▶ Lines of data:
____
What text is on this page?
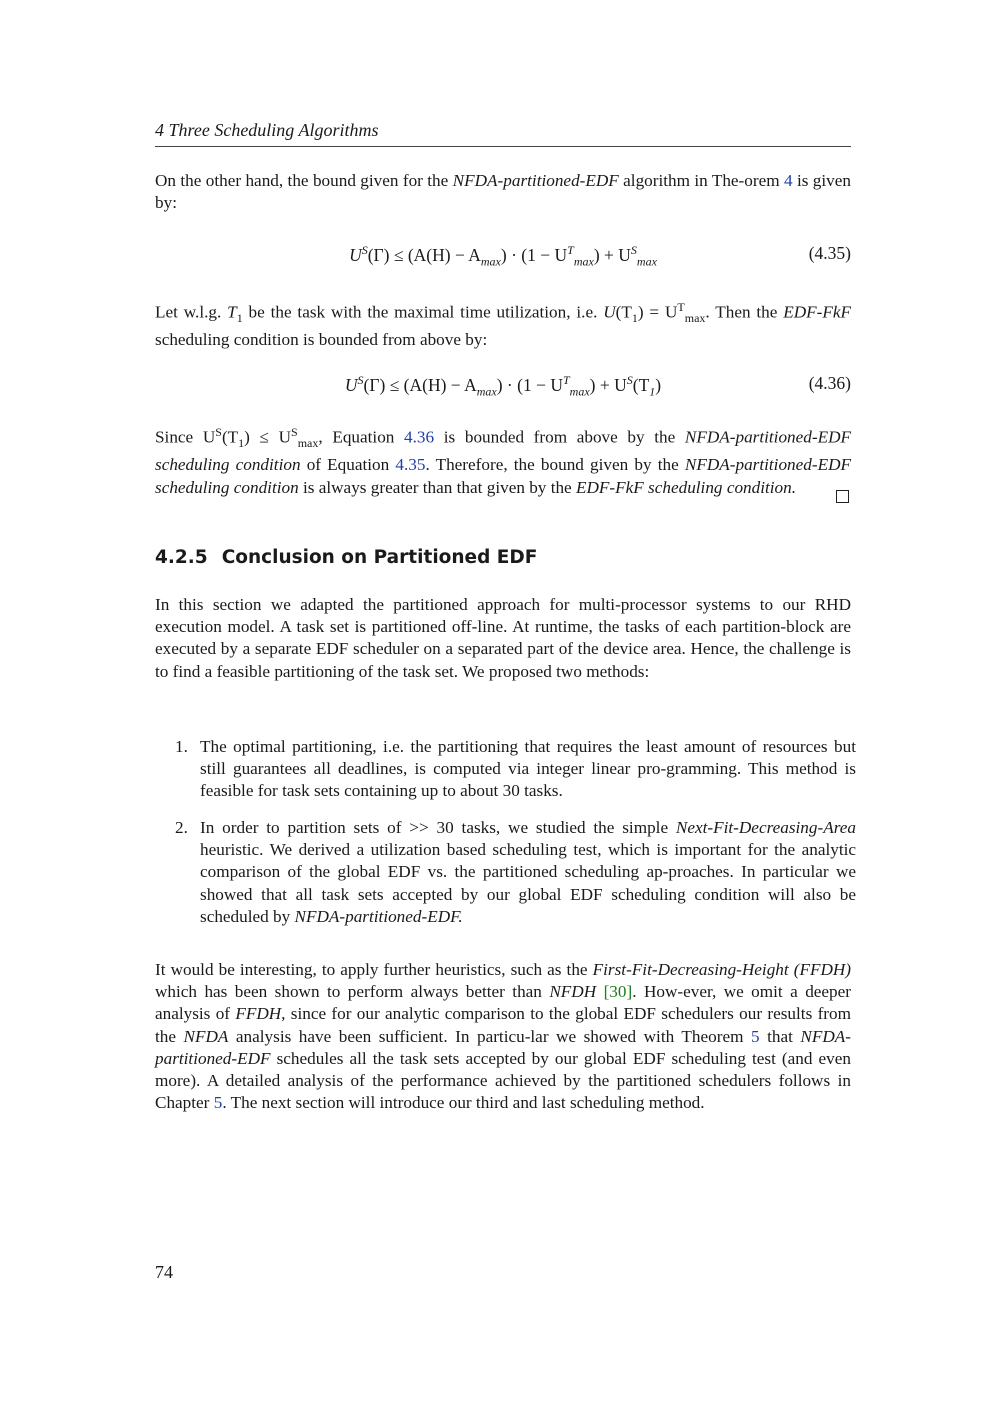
4 Three Scheduling Algorithms

On the other hand, the bound given for the NFDA-partitioned-EDF algorithm in The-orem 4 is given by:

$U^S(\Gamma) \le (A(H) - A_{max}) \cdot (1 - U^T_{max}) + U^S_{max}$	(4.35)

Let w.l.g. $T_1$ be the task with the maximal time utilization, i.e. $U(T_1) = U^T_{max}$. Then the EDF-FkF scheduling condition is bounded from above by:

$U^S(\Gamma) \le (A(H) - A_{max}) \cdot (1 - U^T_{max}) + U^S(T_1)$	(4.36)

Since $U^S(T_1) \le U^S_{max}$, Equation 4.36 is bounded from above by the NFDA-partitioned-EDF scheduling condition of Equation 4.35. Therefore, the bound given by the NFDA-partitioned-EDF scheduling condition is always greater than that given by the EDF-FkF scheduling condition.

4.2.5 Conclusion on Partitioned EDF

In this section we adapted the partitioned approach for multi-processor systems to our RHD execution model. A task set is partitioned off-line. At runtime, the tasks of each partition-block are executed by a separate EDF scheduler on a separated part of the device area. Hence, the challenge is to find a feasible partitioning of the task set. We proposed two methods:

1. The optimal partitioning, i.e. the partitioning that requires the least amount of resources but still guarantees all deadlines, is computed via integer linear pro-gramming. This method is feasible for task sets containing up to about 30 tasks.
2. In order to partition sets of >> 30 tasks, we studied the simple Next-Fit-Decreasing-Area heuristic. We derived a utilization based scheduling test, which is important for the analytic comparison of the global EDF vs. the partitioned scheduling ap-proaches. In particular we showed that all task sets accepted by our global EDF scheduling condition will also be scheduled by NFDA-partitioned-EDF.

It would be interesting, to apply further heuristics, such as the First-Fit-Decreasing-Height (FFDH) which has been shown to perform always better than NFDH [30]. How-ever, we omit a deeper analysis of FFDH, since for our analytic comparison to the global EDF schedulers our results from the NFDA analysis have been sufficient. In particu-lar we showed with Theorem 5 that NFDA-partitioned-EDF schedules all the task sets accepted by our global EDF scheduling test (and even more). A detailed analysis of the performance achieved by the partitioned schedulers follows in Chapter 5. The next section will introduce our third and last scheduling method.

74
____
▶ EXERCISE AIM: Filter out every line that lacks the word "Gamma", and copy the rest.

▶ CORRECT ANSWER:
$U^S(\Gamma) \le (A(H) - A_{max}) \cdot (1 - U^T_{max}) + U^S_{max}$	(4.35)
$U^S(\Gamma) \le (A(H) - A_{max}) \cdot (1 - U^T_{max}) + U^S(T_1)$	(4.36)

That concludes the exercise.